## [Written request]
Where the string "Messages" occurs in the material below, report the whole line.

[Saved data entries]
==================================================

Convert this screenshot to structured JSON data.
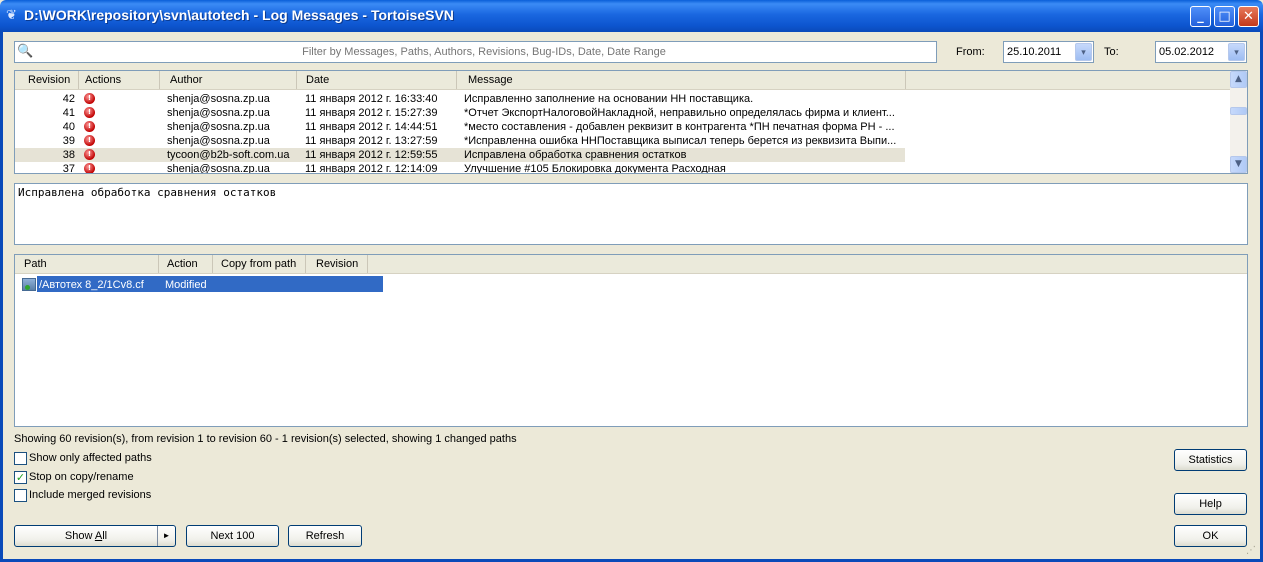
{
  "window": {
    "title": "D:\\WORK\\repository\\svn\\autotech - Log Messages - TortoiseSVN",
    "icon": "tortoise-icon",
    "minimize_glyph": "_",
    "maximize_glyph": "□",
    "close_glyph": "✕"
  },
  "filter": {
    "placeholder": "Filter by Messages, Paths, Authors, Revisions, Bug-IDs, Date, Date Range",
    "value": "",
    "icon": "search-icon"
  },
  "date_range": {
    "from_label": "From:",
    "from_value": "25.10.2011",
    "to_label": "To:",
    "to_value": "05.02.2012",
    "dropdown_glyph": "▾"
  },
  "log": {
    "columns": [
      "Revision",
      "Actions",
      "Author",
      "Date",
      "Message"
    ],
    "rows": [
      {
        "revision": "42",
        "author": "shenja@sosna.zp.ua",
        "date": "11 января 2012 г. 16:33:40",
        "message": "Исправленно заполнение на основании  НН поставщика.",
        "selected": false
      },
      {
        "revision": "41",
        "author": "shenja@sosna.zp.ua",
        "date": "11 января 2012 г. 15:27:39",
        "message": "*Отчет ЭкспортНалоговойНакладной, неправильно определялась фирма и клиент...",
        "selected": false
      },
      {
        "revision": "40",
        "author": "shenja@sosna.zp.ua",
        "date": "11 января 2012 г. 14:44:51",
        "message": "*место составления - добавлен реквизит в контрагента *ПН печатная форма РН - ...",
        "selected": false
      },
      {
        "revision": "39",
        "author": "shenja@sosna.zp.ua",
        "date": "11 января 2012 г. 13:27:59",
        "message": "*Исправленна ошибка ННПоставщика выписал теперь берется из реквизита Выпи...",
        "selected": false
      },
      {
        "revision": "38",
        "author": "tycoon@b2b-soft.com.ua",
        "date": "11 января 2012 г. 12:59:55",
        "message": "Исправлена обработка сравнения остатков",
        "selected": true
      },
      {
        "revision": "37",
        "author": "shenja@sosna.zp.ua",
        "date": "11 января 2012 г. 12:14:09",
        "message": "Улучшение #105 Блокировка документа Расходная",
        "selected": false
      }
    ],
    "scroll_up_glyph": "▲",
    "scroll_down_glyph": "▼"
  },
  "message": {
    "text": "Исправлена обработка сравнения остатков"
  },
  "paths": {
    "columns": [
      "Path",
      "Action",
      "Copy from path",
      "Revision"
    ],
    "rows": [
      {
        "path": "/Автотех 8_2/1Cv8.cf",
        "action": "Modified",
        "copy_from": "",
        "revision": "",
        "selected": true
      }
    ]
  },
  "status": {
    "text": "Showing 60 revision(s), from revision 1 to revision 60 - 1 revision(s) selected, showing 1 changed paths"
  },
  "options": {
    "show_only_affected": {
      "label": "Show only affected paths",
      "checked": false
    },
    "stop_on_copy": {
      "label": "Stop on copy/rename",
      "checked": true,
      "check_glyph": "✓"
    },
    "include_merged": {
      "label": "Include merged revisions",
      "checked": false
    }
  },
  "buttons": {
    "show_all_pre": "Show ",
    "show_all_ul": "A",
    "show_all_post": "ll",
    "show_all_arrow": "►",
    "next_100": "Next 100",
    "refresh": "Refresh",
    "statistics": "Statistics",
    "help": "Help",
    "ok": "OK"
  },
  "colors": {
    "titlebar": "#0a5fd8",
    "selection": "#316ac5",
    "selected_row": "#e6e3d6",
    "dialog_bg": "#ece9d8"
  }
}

==================================================

## [Reply to the task]
    "title": "D:\\WORK\\repository\\svn\\autotech - Log Messages - TortoiseSVN",
    "placeholder": "Filter by Messages, Paths, Authors, Revisions, Bug-IDs, Date, Date Range",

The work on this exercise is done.